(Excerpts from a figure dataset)
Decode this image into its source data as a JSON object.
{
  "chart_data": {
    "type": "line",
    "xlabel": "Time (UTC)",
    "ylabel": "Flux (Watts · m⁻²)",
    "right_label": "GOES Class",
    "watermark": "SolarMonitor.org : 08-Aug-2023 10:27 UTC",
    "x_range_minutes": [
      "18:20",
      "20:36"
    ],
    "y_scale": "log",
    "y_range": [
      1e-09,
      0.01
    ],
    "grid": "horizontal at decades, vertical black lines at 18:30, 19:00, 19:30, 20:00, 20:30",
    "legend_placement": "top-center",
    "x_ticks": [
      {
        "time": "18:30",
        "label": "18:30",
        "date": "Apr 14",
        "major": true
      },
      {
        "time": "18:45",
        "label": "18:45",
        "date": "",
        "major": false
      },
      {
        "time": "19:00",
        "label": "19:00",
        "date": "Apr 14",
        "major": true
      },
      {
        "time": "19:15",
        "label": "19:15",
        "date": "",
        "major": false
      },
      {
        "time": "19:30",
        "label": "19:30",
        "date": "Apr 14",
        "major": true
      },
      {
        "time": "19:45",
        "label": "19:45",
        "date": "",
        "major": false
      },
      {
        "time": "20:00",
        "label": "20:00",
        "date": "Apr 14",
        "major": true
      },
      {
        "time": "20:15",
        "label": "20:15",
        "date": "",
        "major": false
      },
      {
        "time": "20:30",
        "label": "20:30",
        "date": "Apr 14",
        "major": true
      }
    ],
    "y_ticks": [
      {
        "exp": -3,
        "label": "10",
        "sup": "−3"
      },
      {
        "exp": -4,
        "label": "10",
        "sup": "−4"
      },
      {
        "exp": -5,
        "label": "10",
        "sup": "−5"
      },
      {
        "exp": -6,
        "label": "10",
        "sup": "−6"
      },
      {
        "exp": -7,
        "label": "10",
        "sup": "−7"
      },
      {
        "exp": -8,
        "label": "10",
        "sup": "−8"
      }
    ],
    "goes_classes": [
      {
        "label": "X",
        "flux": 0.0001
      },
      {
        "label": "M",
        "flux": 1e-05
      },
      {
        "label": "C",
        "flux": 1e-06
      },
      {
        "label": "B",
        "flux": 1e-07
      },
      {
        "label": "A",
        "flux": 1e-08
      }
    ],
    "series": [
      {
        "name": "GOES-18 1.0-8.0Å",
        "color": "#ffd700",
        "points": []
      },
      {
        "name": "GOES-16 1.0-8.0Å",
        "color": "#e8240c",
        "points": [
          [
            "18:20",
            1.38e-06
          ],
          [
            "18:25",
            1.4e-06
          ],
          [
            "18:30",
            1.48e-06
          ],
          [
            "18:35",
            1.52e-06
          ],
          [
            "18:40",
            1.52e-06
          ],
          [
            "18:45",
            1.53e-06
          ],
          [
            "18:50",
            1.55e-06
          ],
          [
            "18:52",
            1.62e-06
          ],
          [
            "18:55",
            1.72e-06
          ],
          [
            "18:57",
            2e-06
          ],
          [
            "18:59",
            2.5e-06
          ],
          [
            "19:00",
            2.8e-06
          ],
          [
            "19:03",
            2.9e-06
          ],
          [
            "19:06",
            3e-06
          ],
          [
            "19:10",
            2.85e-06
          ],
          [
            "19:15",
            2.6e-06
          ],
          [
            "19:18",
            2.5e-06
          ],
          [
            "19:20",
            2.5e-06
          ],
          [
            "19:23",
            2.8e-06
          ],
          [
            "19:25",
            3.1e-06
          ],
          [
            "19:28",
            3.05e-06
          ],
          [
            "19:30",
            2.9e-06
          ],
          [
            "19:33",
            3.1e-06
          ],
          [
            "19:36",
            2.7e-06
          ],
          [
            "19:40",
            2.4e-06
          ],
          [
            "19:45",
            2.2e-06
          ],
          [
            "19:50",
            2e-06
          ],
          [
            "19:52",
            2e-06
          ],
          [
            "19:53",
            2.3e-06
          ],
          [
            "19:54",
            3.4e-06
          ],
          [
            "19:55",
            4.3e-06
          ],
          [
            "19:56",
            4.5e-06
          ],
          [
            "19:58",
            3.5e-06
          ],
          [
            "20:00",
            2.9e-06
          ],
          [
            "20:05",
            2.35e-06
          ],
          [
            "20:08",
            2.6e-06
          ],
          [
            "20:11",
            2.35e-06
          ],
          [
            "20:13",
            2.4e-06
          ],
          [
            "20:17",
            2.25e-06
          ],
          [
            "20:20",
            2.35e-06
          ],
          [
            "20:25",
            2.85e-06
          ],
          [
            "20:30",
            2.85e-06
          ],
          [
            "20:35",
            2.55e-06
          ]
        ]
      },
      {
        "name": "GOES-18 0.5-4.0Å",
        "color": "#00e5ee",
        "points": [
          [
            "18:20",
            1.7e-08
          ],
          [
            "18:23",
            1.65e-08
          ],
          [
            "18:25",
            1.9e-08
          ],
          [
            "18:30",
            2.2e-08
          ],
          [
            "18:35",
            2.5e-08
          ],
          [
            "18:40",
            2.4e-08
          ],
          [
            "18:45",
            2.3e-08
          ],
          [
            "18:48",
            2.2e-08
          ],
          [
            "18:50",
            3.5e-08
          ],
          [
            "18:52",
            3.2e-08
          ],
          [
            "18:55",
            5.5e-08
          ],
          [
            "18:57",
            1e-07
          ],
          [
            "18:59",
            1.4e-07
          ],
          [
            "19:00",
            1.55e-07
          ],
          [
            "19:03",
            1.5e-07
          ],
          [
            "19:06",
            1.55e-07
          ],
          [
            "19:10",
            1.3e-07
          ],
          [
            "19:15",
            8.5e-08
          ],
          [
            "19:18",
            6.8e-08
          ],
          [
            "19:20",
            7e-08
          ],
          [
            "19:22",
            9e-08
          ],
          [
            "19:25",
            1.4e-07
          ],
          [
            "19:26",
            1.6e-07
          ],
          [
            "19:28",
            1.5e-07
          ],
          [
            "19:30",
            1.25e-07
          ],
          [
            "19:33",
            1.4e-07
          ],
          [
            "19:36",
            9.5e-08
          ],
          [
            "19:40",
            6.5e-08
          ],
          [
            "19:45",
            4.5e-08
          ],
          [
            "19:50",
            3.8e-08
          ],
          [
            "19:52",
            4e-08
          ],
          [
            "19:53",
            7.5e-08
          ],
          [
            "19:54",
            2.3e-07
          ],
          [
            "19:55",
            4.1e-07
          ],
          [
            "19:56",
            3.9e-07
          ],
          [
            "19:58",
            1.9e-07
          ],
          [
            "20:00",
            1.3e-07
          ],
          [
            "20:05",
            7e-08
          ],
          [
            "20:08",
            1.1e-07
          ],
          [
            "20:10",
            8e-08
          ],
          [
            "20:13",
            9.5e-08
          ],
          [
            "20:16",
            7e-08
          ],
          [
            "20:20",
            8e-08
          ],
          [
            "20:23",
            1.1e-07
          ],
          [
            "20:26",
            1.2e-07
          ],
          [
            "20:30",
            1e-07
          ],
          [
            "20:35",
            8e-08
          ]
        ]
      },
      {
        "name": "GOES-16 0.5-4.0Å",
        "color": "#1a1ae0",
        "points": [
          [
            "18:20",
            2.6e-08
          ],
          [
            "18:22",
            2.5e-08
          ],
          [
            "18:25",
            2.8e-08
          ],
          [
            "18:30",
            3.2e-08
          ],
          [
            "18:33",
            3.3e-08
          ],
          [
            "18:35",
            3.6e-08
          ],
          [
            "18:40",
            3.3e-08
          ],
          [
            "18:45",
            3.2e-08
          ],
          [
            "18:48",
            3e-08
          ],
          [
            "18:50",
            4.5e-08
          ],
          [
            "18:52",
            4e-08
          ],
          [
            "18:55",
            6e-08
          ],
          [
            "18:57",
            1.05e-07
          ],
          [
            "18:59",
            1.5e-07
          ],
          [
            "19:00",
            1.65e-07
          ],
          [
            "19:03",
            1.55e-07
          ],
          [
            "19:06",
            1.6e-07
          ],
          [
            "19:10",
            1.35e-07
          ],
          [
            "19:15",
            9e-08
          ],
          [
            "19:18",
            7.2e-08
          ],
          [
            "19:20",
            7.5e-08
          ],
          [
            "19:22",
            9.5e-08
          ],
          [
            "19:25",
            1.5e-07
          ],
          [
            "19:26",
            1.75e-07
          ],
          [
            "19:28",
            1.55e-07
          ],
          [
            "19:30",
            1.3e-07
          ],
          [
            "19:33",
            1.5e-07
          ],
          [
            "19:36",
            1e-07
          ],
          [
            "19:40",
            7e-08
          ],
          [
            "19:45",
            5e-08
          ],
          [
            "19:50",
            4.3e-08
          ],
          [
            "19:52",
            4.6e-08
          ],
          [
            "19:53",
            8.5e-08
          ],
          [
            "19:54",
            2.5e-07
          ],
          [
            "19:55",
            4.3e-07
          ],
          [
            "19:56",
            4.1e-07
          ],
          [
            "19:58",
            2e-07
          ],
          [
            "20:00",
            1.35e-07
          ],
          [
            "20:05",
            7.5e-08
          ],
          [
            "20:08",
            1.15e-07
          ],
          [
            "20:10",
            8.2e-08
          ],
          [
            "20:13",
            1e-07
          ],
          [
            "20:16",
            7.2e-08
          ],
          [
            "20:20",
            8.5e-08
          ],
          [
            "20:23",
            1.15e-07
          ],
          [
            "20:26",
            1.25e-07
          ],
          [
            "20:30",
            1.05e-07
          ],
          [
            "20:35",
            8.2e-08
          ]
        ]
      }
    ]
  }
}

- Problem to solve -
Go through the lines above. Select every one that has the string "name".

- Expected answer -
        "name": "GOES-18 1.0-8.0Å",
        "name": "GOES-16 1.0-8.0Å",
        "name": "GOES-18 0.5-4.0Å",
        "name": "GOES-16 0.5-4.0Å",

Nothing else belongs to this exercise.